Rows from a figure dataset
━━━━━━

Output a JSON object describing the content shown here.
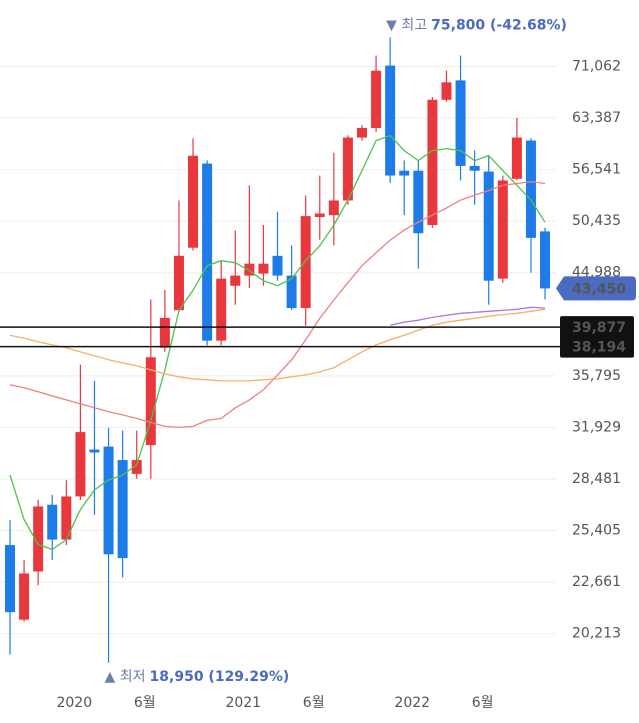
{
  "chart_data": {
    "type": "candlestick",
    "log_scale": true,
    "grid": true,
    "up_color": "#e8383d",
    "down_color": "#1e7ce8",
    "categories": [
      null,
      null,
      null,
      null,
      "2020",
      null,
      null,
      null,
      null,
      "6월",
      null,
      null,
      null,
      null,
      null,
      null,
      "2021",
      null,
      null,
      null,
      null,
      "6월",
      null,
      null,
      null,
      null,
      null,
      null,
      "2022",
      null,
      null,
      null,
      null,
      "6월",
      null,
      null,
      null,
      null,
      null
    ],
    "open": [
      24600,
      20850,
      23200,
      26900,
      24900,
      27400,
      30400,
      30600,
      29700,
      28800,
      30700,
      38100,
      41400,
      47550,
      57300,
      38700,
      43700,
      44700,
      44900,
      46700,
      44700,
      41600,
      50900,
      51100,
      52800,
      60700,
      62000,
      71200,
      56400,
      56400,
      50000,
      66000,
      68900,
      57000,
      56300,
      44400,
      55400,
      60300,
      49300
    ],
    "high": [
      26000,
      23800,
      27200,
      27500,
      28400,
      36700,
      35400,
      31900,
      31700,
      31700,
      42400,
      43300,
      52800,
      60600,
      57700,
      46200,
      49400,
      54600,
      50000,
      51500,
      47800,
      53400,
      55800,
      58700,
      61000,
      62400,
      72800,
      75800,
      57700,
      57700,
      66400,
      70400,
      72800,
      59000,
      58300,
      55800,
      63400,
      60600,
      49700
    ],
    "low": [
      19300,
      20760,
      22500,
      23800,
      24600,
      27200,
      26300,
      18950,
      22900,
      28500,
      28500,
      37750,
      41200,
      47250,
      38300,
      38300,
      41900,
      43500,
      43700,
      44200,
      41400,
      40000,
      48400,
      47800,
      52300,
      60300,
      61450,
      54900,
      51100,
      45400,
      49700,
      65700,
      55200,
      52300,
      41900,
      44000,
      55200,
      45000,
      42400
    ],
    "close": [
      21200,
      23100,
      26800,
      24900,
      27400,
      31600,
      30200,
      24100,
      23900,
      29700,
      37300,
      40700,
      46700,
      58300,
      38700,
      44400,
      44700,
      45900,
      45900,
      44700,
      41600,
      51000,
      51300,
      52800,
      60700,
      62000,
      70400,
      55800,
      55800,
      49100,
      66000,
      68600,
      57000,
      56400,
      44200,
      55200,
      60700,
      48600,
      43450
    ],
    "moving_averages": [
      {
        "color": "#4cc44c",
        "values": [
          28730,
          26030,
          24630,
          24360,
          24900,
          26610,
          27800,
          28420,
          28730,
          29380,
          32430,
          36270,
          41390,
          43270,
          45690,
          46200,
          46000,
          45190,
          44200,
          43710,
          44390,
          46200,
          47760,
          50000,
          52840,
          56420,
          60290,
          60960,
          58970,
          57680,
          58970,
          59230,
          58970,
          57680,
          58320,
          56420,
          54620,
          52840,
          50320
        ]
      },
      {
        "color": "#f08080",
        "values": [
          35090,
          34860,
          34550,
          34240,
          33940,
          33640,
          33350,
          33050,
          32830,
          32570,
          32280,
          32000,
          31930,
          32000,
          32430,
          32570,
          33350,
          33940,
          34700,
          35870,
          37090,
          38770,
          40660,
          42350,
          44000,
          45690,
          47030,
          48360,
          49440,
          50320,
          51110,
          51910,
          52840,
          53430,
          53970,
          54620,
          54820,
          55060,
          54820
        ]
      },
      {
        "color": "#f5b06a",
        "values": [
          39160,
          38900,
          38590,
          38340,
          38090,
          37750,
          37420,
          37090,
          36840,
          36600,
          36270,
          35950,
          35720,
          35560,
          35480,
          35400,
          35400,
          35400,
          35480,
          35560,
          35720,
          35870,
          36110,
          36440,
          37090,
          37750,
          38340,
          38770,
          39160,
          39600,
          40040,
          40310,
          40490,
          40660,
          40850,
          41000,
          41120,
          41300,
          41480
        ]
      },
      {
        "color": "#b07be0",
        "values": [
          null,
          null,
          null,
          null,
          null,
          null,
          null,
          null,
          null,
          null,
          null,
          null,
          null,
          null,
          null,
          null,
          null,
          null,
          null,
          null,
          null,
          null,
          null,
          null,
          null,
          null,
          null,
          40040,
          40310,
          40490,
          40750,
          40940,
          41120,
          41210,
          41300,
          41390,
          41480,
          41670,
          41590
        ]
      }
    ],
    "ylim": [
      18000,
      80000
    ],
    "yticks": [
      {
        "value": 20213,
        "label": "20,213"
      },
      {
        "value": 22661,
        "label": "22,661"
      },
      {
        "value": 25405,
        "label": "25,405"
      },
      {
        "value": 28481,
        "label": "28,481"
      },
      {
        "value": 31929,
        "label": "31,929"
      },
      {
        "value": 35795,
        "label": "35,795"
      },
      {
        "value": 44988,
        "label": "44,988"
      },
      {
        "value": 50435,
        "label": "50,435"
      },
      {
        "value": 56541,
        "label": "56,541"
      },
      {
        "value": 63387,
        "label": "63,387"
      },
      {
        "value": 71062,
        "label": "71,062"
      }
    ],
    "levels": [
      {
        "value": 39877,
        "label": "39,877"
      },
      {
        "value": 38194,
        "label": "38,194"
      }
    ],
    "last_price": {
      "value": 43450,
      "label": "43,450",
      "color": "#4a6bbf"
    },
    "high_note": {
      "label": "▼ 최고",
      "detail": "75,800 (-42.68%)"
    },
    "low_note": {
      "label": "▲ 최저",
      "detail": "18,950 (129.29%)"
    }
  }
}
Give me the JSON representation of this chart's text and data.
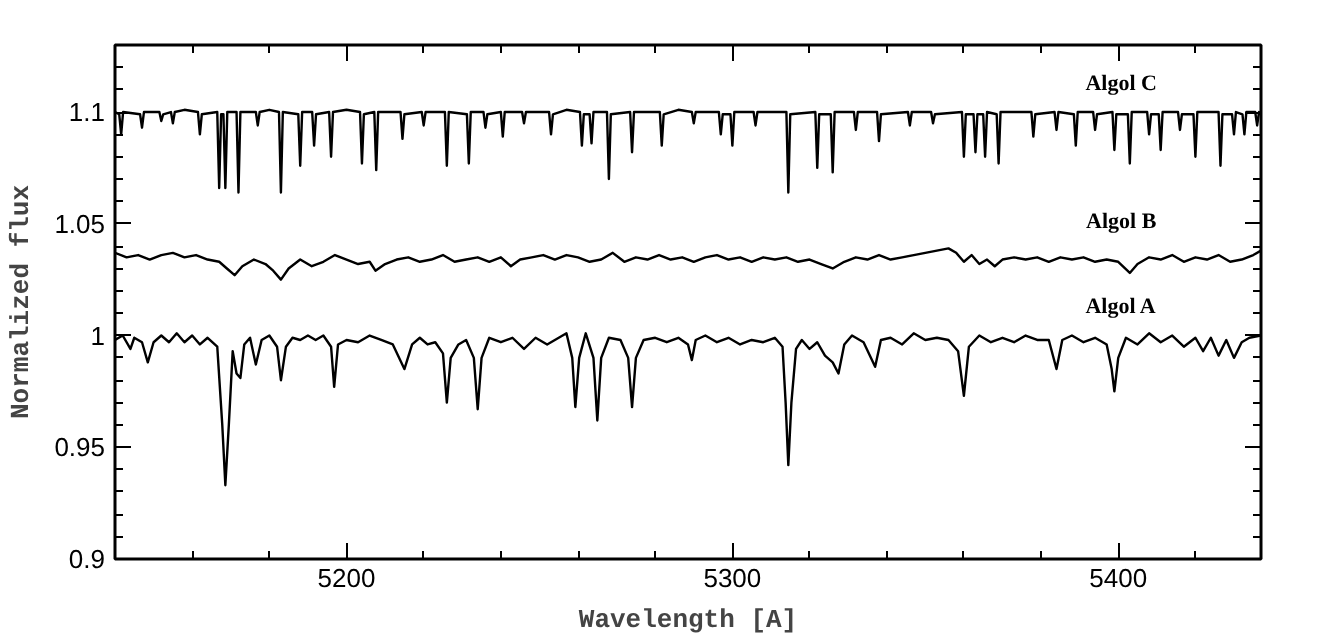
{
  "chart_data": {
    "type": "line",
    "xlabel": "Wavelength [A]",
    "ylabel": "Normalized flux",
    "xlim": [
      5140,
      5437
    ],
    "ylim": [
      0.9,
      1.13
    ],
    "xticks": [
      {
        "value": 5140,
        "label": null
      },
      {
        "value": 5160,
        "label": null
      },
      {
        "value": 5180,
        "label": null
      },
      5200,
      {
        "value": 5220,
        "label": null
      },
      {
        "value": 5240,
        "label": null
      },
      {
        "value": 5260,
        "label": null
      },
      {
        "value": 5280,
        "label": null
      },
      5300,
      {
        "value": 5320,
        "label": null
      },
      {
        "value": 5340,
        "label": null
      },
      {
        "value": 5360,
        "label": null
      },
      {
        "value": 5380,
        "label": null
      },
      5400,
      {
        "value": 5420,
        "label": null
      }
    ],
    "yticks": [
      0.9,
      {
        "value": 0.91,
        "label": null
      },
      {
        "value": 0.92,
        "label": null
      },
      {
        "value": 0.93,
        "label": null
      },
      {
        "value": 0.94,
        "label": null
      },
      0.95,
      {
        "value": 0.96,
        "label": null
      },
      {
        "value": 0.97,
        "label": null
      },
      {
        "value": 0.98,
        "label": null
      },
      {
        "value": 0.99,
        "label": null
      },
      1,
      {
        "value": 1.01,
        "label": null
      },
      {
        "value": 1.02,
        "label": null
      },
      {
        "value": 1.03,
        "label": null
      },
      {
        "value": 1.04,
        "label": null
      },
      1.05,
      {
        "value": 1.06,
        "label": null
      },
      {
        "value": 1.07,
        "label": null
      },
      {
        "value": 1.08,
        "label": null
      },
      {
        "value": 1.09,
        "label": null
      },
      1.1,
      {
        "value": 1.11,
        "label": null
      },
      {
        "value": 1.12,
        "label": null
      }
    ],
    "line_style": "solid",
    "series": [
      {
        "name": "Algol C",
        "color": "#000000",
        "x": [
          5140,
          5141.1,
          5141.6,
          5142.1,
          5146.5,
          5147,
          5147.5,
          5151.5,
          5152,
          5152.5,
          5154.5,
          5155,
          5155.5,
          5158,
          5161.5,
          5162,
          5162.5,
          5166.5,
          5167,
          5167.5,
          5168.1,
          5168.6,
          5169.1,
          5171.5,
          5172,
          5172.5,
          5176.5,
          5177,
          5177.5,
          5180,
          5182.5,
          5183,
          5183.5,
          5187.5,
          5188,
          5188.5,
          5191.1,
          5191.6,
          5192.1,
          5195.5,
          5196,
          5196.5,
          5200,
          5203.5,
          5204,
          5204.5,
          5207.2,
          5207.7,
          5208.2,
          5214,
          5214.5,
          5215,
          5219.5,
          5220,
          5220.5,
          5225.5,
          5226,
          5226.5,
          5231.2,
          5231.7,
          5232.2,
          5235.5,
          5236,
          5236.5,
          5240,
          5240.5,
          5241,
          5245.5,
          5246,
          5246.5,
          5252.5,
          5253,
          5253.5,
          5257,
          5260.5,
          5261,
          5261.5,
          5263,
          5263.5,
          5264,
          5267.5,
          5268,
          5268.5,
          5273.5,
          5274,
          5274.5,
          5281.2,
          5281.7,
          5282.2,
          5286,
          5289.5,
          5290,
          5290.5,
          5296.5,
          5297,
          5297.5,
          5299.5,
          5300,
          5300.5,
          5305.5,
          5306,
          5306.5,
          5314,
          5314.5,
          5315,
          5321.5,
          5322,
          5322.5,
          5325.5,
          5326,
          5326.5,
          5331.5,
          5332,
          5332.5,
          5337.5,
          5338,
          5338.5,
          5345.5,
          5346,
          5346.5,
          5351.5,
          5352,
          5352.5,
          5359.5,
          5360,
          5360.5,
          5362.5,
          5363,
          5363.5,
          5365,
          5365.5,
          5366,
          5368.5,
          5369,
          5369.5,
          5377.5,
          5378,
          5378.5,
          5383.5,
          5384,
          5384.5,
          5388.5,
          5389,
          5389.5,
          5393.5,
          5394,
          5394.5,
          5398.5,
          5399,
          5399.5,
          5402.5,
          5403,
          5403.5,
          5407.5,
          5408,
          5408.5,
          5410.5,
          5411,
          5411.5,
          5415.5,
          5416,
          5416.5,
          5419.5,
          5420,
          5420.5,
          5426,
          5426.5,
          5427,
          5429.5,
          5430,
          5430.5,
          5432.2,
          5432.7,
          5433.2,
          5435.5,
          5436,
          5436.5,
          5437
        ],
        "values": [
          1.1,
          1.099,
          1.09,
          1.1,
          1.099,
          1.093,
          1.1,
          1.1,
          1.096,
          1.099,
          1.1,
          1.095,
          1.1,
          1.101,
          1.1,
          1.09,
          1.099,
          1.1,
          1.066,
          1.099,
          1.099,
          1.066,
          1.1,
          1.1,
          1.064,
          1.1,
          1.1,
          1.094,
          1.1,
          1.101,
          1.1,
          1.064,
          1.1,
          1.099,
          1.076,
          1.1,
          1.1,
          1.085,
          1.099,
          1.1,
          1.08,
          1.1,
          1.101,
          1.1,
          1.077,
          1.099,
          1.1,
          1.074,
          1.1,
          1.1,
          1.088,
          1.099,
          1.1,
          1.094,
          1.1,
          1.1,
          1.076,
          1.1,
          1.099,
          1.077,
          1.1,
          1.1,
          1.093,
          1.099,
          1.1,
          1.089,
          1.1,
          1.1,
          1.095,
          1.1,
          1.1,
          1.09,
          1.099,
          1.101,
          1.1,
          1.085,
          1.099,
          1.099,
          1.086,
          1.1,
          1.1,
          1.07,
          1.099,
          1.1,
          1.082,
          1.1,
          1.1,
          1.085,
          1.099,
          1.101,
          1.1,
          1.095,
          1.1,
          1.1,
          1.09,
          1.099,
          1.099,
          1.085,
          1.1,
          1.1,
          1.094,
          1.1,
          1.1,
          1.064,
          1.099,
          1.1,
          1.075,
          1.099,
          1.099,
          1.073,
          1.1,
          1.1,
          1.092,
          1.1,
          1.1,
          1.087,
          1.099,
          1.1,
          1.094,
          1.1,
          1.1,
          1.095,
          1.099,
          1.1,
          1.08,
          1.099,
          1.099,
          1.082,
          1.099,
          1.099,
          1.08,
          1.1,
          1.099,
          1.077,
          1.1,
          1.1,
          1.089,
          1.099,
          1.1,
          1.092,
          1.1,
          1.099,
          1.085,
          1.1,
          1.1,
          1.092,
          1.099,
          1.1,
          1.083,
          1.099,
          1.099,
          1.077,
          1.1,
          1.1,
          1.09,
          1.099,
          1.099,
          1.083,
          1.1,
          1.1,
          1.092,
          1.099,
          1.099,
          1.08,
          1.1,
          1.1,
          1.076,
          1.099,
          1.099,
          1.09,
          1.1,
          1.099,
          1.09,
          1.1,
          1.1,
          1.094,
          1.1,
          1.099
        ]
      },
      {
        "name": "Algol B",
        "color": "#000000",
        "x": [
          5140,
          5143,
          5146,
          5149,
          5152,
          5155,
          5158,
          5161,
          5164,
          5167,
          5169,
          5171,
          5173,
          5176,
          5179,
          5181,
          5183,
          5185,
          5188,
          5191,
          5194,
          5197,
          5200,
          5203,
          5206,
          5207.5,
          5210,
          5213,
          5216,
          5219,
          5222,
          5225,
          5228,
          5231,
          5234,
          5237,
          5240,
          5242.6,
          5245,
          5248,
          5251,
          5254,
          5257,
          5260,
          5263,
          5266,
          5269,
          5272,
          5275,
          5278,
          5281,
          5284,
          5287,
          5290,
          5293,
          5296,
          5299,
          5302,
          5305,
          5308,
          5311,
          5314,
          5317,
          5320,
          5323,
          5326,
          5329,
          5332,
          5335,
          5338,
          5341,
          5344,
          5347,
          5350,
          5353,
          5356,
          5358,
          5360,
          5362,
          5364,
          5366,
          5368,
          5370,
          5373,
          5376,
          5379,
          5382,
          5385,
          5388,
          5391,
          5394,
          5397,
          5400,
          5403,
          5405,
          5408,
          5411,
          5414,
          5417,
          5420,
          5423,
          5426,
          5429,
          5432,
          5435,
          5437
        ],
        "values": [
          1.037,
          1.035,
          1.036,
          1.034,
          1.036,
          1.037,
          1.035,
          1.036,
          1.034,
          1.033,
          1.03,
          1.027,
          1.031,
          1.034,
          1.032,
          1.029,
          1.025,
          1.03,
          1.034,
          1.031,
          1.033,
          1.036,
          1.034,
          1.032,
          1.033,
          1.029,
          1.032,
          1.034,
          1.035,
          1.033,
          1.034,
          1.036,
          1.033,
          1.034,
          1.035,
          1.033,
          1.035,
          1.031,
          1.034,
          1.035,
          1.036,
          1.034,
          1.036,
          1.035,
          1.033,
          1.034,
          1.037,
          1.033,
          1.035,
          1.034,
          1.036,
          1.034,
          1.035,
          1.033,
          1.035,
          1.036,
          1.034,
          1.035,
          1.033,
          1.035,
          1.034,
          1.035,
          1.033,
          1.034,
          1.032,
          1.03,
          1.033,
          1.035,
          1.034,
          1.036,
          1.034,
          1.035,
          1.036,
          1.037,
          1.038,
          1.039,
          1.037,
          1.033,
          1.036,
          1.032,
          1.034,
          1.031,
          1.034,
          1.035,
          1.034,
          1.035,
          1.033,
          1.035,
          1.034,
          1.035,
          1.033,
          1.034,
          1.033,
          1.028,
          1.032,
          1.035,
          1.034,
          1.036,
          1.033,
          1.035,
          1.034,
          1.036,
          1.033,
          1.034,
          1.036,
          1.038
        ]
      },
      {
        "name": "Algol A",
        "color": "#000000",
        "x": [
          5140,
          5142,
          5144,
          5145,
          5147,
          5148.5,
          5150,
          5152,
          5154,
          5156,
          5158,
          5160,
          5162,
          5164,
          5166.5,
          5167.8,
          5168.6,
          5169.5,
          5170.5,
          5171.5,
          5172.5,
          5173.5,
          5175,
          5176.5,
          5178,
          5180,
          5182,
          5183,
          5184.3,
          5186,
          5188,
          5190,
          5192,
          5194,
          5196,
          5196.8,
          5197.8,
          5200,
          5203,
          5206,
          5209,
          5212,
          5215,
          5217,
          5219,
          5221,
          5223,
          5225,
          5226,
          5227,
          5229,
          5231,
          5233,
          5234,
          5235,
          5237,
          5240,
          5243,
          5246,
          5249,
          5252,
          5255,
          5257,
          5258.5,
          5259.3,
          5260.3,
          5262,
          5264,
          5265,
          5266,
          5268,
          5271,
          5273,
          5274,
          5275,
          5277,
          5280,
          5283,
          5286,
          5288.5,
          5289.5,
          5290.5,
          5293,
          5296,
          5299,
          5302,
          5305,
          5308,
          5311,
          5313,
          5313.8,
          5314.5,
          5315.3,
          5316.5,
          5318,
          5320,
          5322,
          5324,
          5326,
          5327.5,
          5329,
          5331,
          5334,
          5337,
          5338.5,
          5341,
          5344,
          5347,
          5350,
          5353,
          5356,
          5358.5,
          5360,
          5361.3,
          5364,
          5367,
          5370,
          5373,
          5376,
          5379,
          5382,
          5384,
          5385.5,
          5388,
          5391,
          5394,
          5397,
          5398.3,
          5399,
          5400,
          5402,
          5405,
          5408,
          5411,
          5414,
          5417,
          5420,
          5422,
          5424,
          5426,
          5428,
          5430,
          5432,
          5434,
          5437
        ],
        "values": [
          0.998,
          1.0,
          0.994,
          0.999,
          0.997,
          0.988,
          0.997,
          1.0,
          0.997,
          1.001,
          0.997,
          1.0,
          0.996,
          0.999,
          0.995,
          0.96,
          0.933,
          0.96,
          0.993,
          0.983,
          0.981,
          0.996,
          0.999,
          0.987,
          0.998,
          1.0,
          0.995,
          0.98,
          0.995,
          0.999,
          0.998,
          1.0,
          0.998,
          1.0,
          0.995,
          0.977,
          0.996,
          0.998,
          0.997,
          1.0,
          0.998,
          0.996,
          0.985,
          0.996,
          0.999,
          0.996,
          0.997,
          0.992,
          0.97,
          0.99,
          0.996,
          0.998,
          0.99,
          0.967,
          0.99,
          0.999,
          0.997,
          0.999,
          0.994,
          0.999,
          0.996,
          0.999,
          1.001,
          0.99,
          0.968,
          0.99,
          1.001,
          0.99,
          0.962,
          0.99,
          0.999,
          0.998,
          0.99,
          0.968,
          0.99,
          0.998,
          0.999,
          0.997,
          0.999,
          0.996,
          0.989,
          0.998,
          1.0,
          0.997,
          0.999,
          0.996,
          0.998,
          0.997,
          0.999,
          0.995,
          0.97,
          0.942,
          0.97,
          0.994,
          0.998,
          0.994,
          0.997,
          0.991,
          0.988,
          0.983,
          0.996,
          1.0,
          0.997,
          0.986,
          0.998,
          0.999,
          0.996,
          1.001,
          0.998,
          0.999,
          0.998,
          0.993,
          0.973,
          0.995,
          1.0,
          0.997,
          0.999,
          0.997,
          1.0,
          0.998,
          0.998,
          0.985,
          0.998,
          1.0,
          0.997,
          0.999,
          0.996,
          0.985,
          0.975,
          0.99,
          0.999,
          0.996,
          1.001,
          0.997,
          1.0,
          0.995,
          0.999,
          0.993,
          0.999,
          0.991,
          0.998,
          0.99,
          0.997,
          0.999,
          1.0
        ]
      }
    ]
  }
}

━━━━━━

» **TASK REQUIREMENTS**: Provide the number of lines in the data above that contain the string "detail", and nothing else.

» **RESULT**: 2